(Dataset items)
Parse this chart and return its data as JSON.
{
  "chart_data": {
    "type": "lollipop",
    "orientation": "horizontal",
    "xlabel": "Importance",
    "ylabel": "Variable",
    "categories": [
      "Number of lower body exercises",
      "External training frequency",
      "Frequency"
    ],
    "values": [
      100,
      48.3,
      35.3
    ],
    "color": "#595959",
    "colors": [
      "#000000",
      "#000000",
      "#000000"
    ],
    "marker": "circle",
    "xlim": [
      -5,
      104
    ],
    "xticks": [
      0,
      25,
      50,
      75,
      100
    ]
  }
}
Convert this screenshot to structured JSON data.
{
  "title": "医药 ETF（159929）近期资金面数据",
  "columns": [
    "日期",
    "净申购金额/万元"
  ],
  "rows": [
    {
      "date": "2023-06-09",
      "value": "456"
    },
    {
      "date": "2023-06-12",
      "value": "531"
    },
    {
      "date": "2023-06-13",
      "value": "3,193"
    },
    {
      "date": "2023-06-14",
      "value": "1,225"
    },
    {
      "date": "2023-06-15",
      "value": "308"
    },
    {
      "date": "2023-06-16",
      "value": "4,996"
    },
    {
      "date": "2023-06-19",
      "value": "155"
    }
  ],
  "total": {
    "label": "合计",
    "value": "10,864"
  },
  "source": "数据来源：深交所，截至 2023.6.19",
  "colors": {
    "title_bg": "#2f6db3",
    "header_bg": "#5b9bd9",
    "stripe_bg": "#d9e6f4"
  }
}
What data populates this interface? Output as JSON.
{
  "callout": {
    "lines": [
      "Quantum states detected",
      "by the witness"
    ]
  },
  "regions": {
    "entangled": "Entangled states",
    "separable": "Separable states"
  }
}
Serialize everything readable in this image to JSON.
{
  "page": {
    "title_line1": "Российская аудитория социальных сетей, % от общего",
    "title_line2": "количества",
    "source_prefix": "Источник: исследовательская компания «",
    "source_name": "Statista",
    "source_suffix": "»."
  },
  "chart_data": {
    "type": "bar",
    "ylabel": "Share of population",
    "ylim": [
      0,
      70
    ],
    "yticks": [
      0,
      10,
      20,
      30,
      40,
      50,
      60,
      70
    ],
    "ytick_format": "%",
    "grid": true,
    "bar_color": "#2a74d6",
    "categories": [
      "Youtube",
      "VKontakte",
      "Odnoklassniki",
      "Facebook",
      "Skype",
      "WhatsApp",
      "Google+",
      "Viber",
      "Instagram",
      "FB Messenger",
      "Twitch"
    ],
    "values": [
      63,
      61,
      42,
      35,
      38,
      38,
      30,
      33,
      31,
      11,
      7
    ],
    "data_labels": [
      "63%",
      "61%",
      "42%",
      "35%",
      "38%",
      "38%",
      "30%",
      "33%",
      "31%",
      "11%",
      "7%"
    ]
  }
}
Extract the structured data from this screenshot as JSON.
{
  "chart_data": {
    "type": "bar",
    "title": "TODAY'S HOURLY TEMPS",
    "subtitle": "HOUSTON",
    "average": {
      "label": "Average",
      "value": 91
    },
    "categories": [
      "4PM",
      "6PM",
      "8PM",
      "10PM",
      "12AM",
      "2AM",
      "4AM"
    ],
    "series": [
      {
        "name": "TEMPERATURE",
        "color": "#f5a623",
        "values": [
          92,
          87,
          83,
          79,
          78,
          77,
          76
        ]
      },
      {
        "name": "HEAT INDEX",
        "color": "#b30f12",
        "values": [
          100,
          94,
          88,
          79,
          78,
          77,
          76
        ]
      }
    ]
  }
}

→ REQUIREMENT: What count of lines in the listing contain the word "JSON"? Reply with the number only.

→ WRITTEN REPLY: 5